[Figure record listings]
◆ ◆ ◆ ◆ ◆

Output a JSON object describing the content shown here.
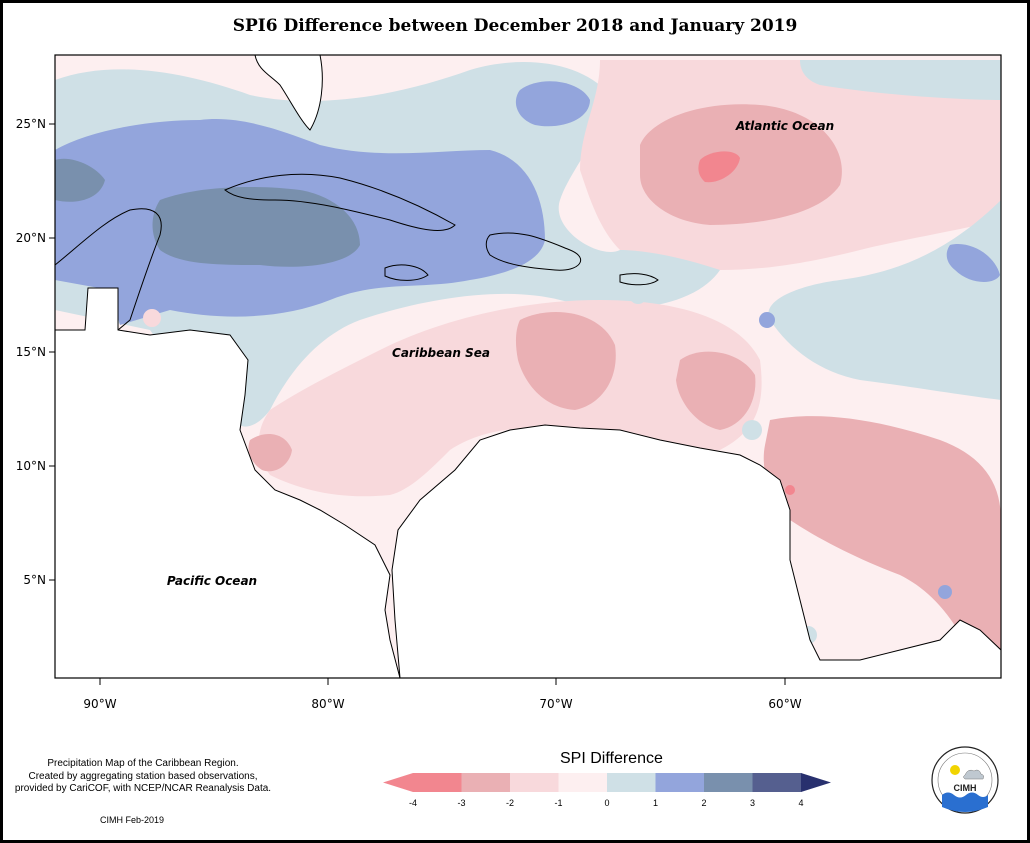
{
  "title": "SPI6 Difference between December 2018 and January 2019",
  "map": {
    "lat_labels": [
      "25°N",
      "20°N",
      "15°N",
      "10°N",
      "5°N"
    ],
    "lon_labels": [
      "90°W",
      "80°W",
      "70°W",
      "60°W"
    ],
    "ocean_labels": {
      "atlantic": "Atlantic Ocean",
      "caribbean": "Caribbean Sea",
      "pacific": "Pacific Ocean"
    }
  },
  "legend": {
    "title": "SPI Difference",
    "ticks": [
      "-4",
      "-3",
      "-2",
      "-1",
      "0",
      "1",
      "2",
      "3",
      "4"
    ],
    "colors": [
      "#f2868f",
      "#eab0b4",
      "#f8d9dc",
      "#fdeff0",
      "#cfe0e6",
      "#93a5dc",
      "#7990ad",
      "#555f8f"
    ],
    "left_arrow_color": "#f2868f",
    "right_arrow_color": "#28306e"
  },
  "footnote": [
    "Precipitation Map of the Caribbean Region.",
    "Created by aggregating station based observations,",
    "provided by CariCOF, with NCEP/NCAR Reanalysis Data."
  ],
  "credit": "CIMH Feb-2019",
  "logo_text": "CIMH"
}
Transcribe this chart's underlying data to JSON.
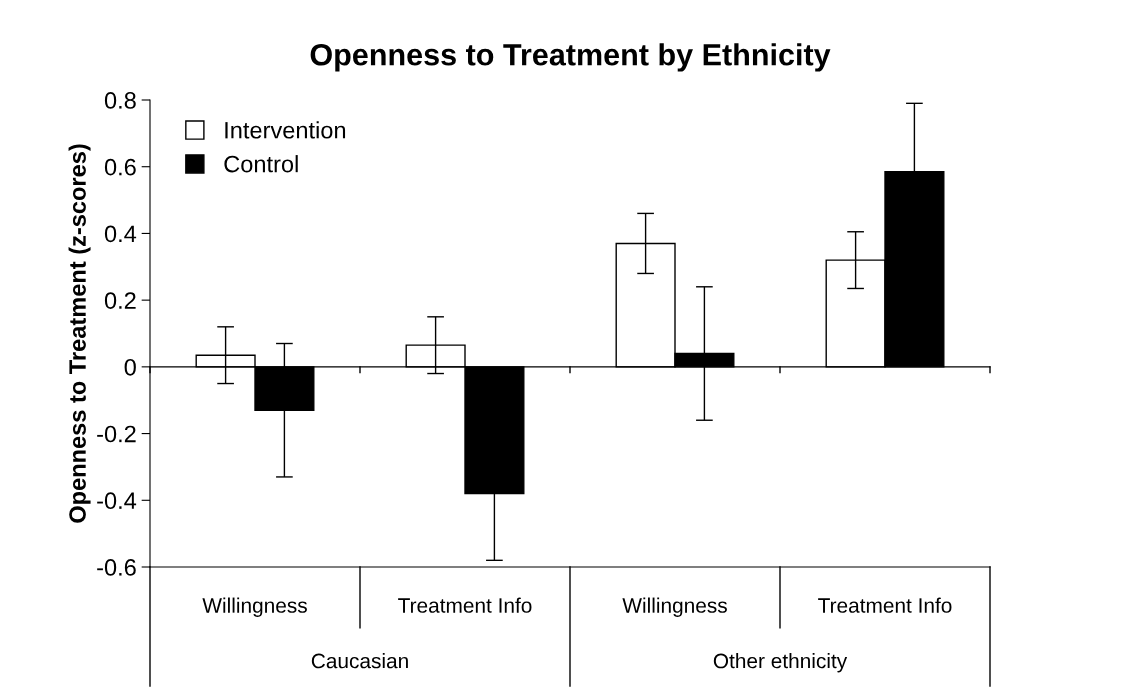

◆ ◆ ◆ ◆ ◆

◆ Task objective ◆
Look through the entries above and list every line containing "Difference".

◆ Full output ◆
  "title": "SPI6 Difference between December 2018 and January 2019",
    "title": "SPI Difference",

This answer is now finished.